(Stored entries)
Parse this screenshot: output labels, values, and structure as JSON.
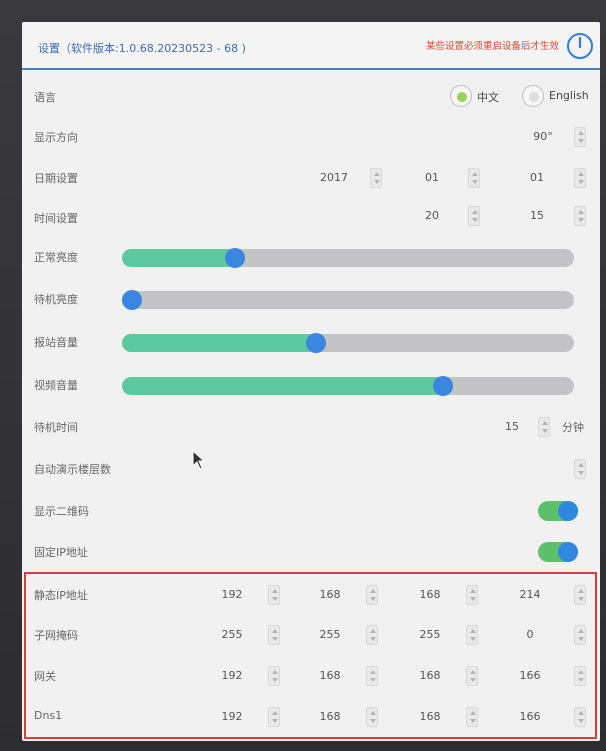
{
  "header": {
    "title": "设置（软件版本:1.0.68.20230523 - 68 )",
    "notice": "某些设置必须重启设备后才生效"
  },
  "language": {
    "label": "语言",
    "options": [
      {
        "label": "中文",
        "selected": true
      },
      {
        "label": "English",
        "selected": false
      }
    ]
  },
  "orientation": {
    "label": "显示方向",
    "value": "90°"
  },
  "date": {
    "label": "日期设置",
    "year": "2017",
    "month": "01",
    "day": "01"
  },
  "time": {
    "label": "时间设置",
    "hour": "20",
    "minute": "15"
  },
  "brightness_normal": {
    "label": "正常亮度",
    "level": 0.25
  },
  "brightness_standby": {
    "label": "待机亮度",
    "level": 0.0
  },
  "volume_announce": {
    "label": "报站音量",
    "level": 0.43
  },
  "volume_video": {
    "label": "视频音量",
    "level": 0.71
  },
  "standby_time": {
    "label": "待机时间",
    "value": "15",
    "unit": "分钟"
  },
  "demo_floors": {
    "label": "自动演示楼层数",
    "value": ""
  },
  "show_qr": {
    "label": "显示二维码",
    "on": true
  },
  "fixed_ip": {
    "label": "固定IP地址",
    "on": true
  },
  "static_ip": {
    "label": "静态IP地址",
    "octets": [
      "192",
      "168",
      "168",
      "214"
    ]
  },
  "subnet": {
    "label": "子网掩码",
    "octets": [
      "255",
      "255",
      "255",
      "0"
    ]
  },
  "gateway": {
    "label": "网关",
    "octets": [
      "192",
      "168",
      "168",
      "166"
    ]
  },
  "dns1": {
    "label": "Dns1",
    "octets": [
      "192",
      "168",
      "168",
      "166"
    ]
  },
  "colors": {
    "accent": "#3b86e0",
    "slider_fill": "#5cc9a0",
    "toggle_on": "#5dc06a",
    "notice": "#e0472e",
    "highlight": "#e03a3a"
  }
}
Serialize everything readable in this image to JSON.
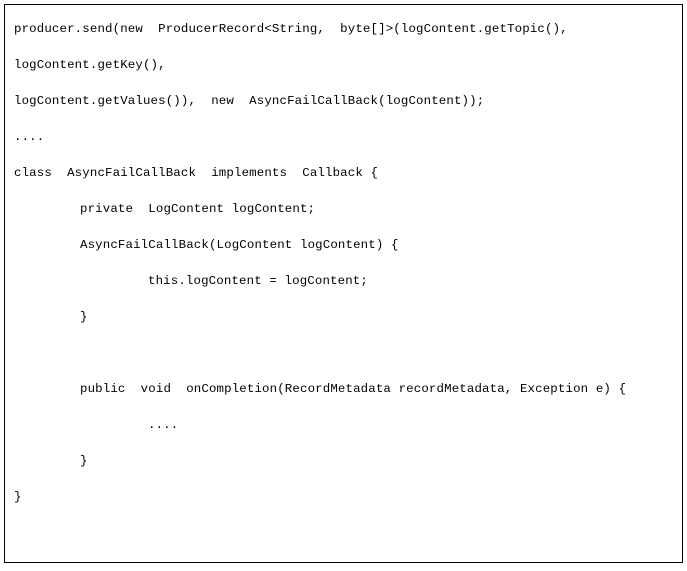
{
  "figure": {
    "kind": "code-listing",
    "language": "Java",
    "border_color": "#000000",
    "background_color": "#ffffff",
    "text_color": "#000000"
  },
  "code": {
    "lines": [
      {
        "text": "producer.send(new  ProducerRecord<String,  byte[]>(logContent.getTopic(),",
        "indent": 0
      },
      {
        "text": "logContent.getKey(),",
        "indent": 0
      },
      {
        "text": "logContent.getValues()),  new  AsyncFailCallBack(logContent));",
        "indent": 0
      },
      {
        "text": "....",
        "indent": 0
      },
      {
        "text": "class  AsyncFailCallBack  implements  Callback {",
        "indent": 0
      },
      {
        "text": "private  LogContent logContent;",
        "indent": 1
      },
      {
        "text": "AsyncFailCallBack(LogContent logContent) {",
        "indent": 1
      },
      {
        "text": "this.logContent = logContent;",
        "indent": 2
      },
      {
        "text": "}",
        "indent": 1
      },
      {
        "text": "",
        "indent": 0
      },
      {
        "text": "public  void  onCompletion(RecordMetadata recordMetadata, Exception e) {",
        "indent": 1
      },
      {
        "text": "....",
        "indent": 2
      },
      {
        "text": "}",
        "indent": 1
      },
      {
        "text": "}",
        "indent": 0
      }
    ]
  }
}
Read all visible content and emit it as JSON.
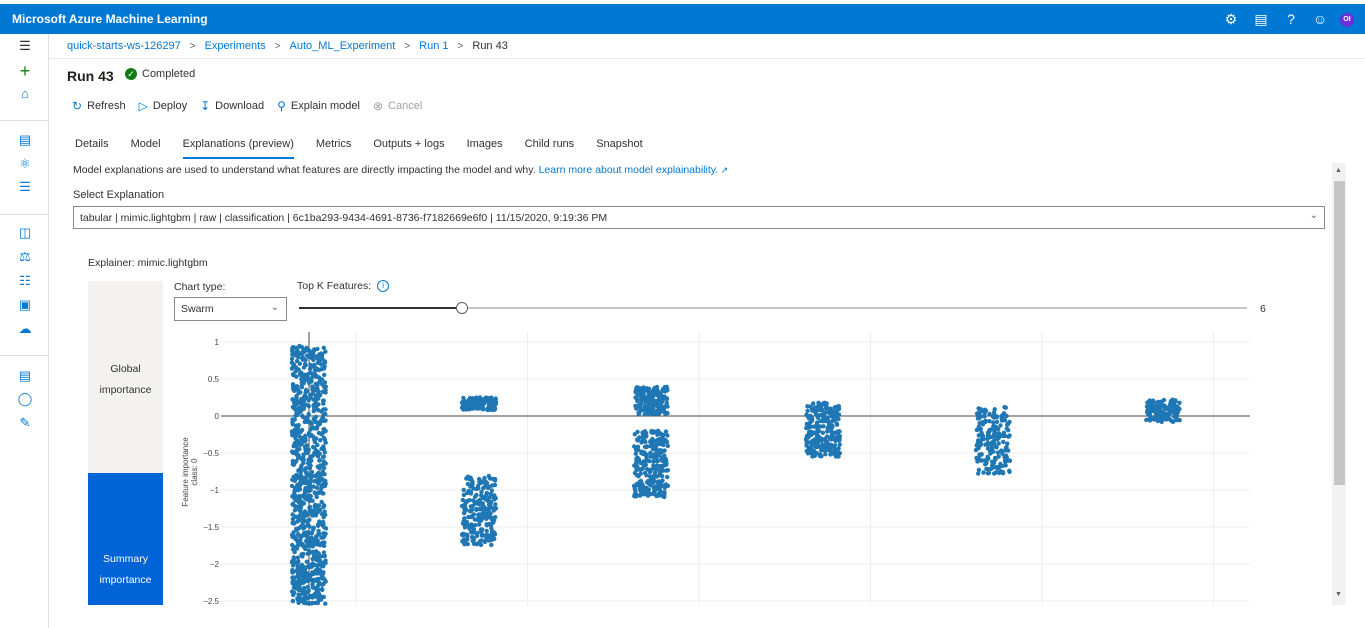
{
  "topbar": {
    "title": "Microsoft Azure Machine Learning",
    "icons": [
      "gear-icon",
      "feedback-icon",
      "help-icon",
      "smiley-icon"
    ],
    "avatar_initials": "OI",
    "color": "#0078d4"
  },
  "leftnav": {
    "icons": [
      "hamburger-icon",
      "plus-icon",
      "home-icon",
      "notebook-icon",
      "automl-icon",
      "designer-icon",
      "datasets-icon",
      "experiments-icon",
      "pipelines-icon",
      "models-icon",
      "endpoints-icon",
      "compute-icon",
      "datastores-icon",
      "labeling-icon"
    ]
  },
  "breadcrumb": {
    "items": [
      "quick-starts-ws-126297",
      "Experiments",
      "Auto_ML_Experiment",
      "Run 1"
    ],
    "current": "Run 43",
    "separator": ">"
  },
  "run": {
    "title": "Run 43",
    "status": "Completed",
    "status_color": "#107c10"
  },
  "toolbar": {
    "refresh": "Refresh",
    "deploy": "Deploy",
    "download": "Download",
    "explain_model": "Explain model",
    "cancel": "Cancel"
  },
  "tabs": [
    "Details",
    "Model",
    "Explanations (preview)",
    "Metrics",
    "Outputs + logs",
    "Images",
    "Child runs",
    "Snapshot"
  ],
  "active_tab": "Explanations (preview)",
  "explanations": {
    "description": "Model explanations are used to understand what features are directly impacting the model and why.",
    "learn_more": "Learn more about model explainability.",
    "select_label": "Select Explanation",
    "selected": "tabular | mimic.lightgbm | raw | classification | 6c1ba293-9434-4691-8736-f7182669e6f0 | 11/15/2020, 9:19:36 PM",
    "explainer_label": "Explainer:",
    "explainer_value": "mimic.lightgbm",
    "global_importance": "Global importance",
    "summary_importance": "Summary importance",
    "chart_type_label": "Chart type:",
    "chart_type_value": "Swarm",
    "top_k_label": "Top K Features:",
    "top_k_value": "6",
    "top_k_max": 10
  },
  "chart_data": {
    "type": "scatter",
    "ylabel_line1": "Feature importance",
    "ylabel_line2": "class:  0",
    "ylim": [
      -2.5,
      1
    ],
    "yticks": [
      "1",
      "0.5",
      "0",
      "−0.5",
      "−1",
      "−1.5",
      "−2",
      "−2.5"
    ],
    "ytick_values": [
      1,
      0.5,
      0,
      -0.5,
      -1,
      -1.5,
      -2,
      -2.5
    ],
    "grid": true,
    "color": "#1f77b4",
    "features": [
      {
        "index": 0,
        "clusters": [
          {
            "min": -2.55,
            "max": 0.95,
            "density": 900
          }
        ]
      },
      {
        "index": 1,
        "clusters": [
          {
            "min": 0.08,
            "max": 0.25,
            "density": 120
          },
          {
            "min": -1.75,
            "max": -0.8,
            "density": 230
          }
        ]
      },
      {
        "index": 2,
        "clusters": [
          {
            "min": 0.02,
            "max": 0.4,
            "density": 160
          },
          {
            "min": -1.1,
            "max": -0.2,
            "density": 260
          }
        ]
      },
      {
        "index": 3,
        "clusters": [
          {
            "min": -0.55,
            "max": 0.18,
            "density": 220
          }
        ]
      },
      {
        "index": 4,
        "clusters": [
          {
            "min": -0.78,
            "max": 0.12,
            "density": 190
          }
        ]
      },
      {
        "index": 5,
        "clusters": [
          {
            "min": -0.08,
            "max": 0.22,
            "density": 130
          }
        ]
      }
    ]
  }
}
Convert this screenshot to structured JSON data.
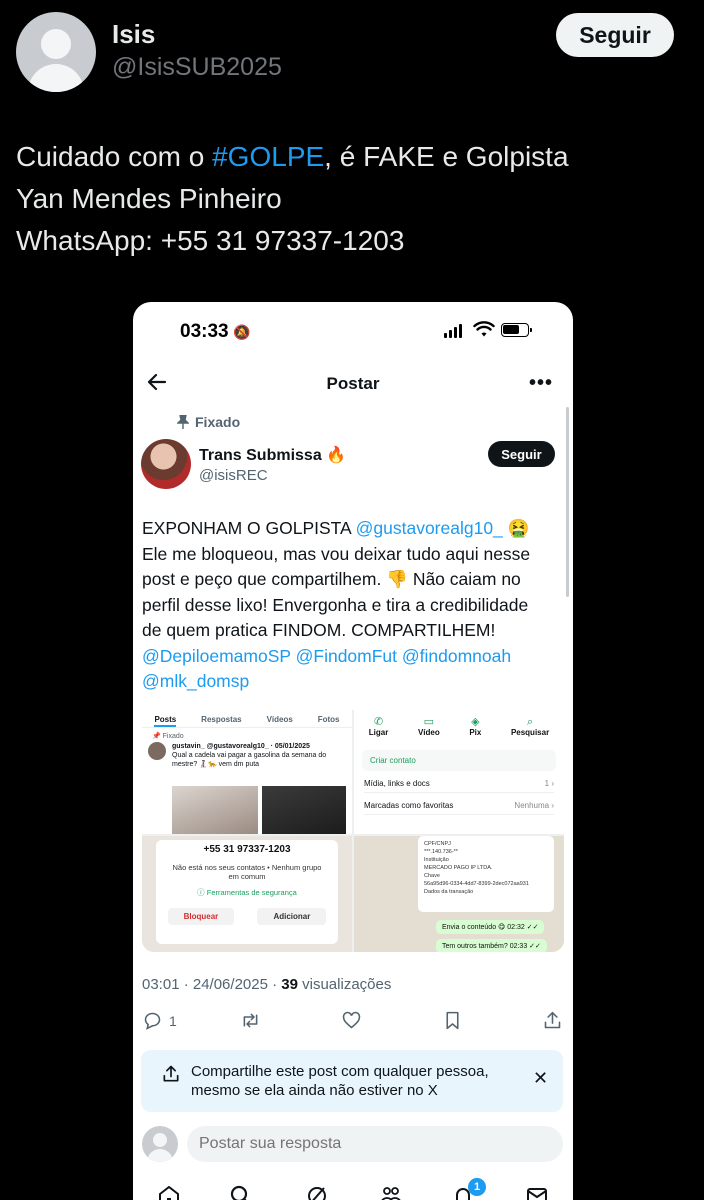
{
  "outer": {
    "name": "Isis",
    "handle": "@IsisSUB2025",
    "follow_label": "Seguir",
    "text_line1_pre": "Cuidado com o ",
    "text_hashtag": "#GOLPE",
    "text_line1_post": ", é FAKE e Golpista",
    "text_line2": "Yan Mendes Pinheiro",
    "text_line3": "WhatsApp: +55 31 97337-1203"
  },
  "phone": {
    "status_time": "03:33",
    "page_title": "Postar",
    "pinned_label": "Fixado",
    "author_name": "Trans Submissa 🔥",
    "author_handle": "@isisREC",
    "follow_label": "Seguir",
    "text_l1_pre": "EXPONHAM O GOLPISTA ",
    "text_l1_mention": "@gustavorealg10_",
    "text_l1_post": " 🤮",
    "text_l2": "Ele me bloqueou, mas vou deixar tudo aqui nesse",
    "text_l3": "post e peço que compartilhem. 👎 Não caiam no",
    "text_l4": "perfil desse lixo! Envergonha e tira a credibilidade",
    "text_l5": "de quem pratica FINDOM. COMPARTILHEM!",
    "text_l6": "@DepiloemamoSP @FindomFut @findomnoah",
    "text_l7": "@mlk_domsp",
    "media": {
      "tabs": [
        "Posts",
        "Respostas",
        "Vídeos",
        "Fotos"
      ],
      "pinned": "📌 Fixado",
      "tweet_head": "gustavin_ @gustavorealg10_ · 05/01/2025",
      "tweet_body": "Qual a cadela vai pagar a gasolina da semana do mestre? 🧎‍♀️🐆 vem dm puta",
      "wa_actions": [
        "Ligar",
        "Vídeo",
        "Pix",
        "Pesquisar"
      ],
      "wa_contact": "Criar contato",
      "wa_media": "Mídia, links e docs",
      "wa_media_count": "1 ›",
      "wa_fav": "Marcadas como favoritas",
      "wa_fav_value": "Nenhuma ›",
      "contact_number": "+55 31 97337-1203",
      "contact_info": "Não está nos seus contatos • Nenhum grupo em comum",
      "contact_sec": "ⓘ Ferramentas de segurança",
      "contact_block": "Bloquear",
      "contact_add": "Adicionar",
      "pix_l1": "CPF/CNPJ",
      "pix_l2": "***.140.736-**",
      "pix_l3": "Instituição",
      "pix_l4": "MERCADO PAGO IP LTDA.",
      "pix_l5": "Chave",
      "pix_l6": "56a95d96-0334-4dd7-8399-2dec072aa931",
      "pix_l7": "Dados da transação",
      "chat1": "Envia o conteúdo 😋  02:32 ✓✓",
      "chat2": "Tem outros também?  02:33 ✓✓"
    },
    "meta_time": "03:01 · 24/06/2025 · ",
    "meta_views_count": "39",
    "meta_views_label": " visualizações",
    "reply_count": "1",
    "share_line1": "Compartilhe este post com qualquer pessoa,",
    "share_line2": "mesmo se ela ainda não estiver no X",
    "reply_placeholder": "Postar sua resposta",
    "notif_badge": "1"
  },
  "colors": {
    "accent": "#1d9bf0",
    "background": "#000000",
    "phone_bg": "#ffffff"
  },
  "icons": [
    "back-arrow-icon",
    "more-icon",
    "pin-icon",
    "reply-icon",
    "repost-icon",
    "like-icon",
    "bookmark-icon",
    "share-icon",
    "close-icon",
    "home-icon",
    "search-icon",
    "grok-icon",
    "communities-icon",
    "notifications-icon",
    "messages-icon"
  ]
}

Exercise requirements: Pick out the lines containing the string "selected" and show them.

Response:
        "selected": true
        "selected": false
    "selected": "tabular | mimic.lightgbm | raw | classification | 6c1ba293-9434-4691-8736-f7182669e6f0 | 11/15/2020, 9:19:36 PM",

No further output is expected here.